**Given request**
Filter the listing below, copying every line in which the word "Лист" appears.
>> BEGIN Provided material
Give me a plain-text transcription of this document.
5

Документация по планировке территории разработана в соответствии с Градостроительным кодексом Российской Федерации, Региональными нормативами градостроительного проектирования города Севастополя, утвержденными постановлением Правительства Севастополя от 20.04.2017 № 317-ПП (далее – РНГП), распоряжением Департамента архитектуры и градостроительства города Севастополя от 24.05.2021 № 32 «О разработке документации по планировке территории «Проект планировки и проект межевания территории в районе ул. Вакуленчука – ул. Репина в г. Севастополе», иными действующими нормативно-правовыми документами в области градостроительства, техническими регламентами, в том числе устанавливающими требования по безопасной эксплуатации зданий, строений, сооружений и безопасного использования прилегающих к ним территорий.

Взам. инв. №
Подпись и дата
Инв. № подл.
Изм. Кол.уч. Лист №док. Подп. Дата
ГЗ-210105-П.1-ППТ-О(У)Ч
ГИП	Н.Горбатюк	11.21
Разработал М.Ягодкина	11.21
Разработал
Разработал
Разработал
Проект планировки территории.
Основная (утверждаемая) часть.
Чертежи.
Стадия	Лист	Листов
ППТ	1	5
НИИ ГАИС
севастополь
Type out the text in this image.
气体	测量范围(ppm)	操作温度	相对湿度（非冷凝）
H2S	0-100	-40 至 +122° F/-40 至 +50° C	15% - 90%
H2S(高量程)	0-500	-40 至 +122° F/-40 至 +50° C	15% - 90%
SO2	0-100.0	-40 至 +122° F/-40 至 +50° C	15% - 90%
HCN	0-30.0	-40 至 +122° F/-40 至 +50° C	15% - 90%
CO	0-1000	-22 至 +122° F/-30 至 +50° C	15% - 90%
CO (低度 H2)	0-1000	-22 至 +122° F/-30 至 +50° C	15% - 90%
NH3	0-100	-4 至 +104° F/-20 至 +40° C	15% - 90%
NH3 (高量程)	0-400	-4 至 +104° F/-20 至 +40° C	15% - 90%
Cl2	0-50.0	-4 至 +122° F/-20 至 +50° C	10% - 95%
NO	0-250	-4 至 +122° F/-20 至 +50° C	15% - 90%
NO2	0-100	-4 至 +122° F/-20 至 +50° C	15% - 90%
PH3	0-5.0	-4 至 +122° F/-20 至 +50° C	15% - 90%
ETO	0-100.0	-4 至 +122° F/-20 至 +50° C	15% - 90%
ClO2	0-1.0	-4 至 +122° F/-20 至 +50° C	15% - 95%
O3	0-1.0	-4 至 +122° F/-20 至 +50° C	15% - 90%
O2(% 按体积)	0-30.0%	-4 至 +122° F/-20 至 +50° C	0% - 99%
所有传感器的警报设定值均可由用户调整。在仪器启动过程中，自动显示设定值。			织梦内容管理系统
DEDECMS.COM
>> END Provided material
**Expected output**
Изм. Кол.уч. Лист №док. Подп. Дата
Стадия	Лист	Листов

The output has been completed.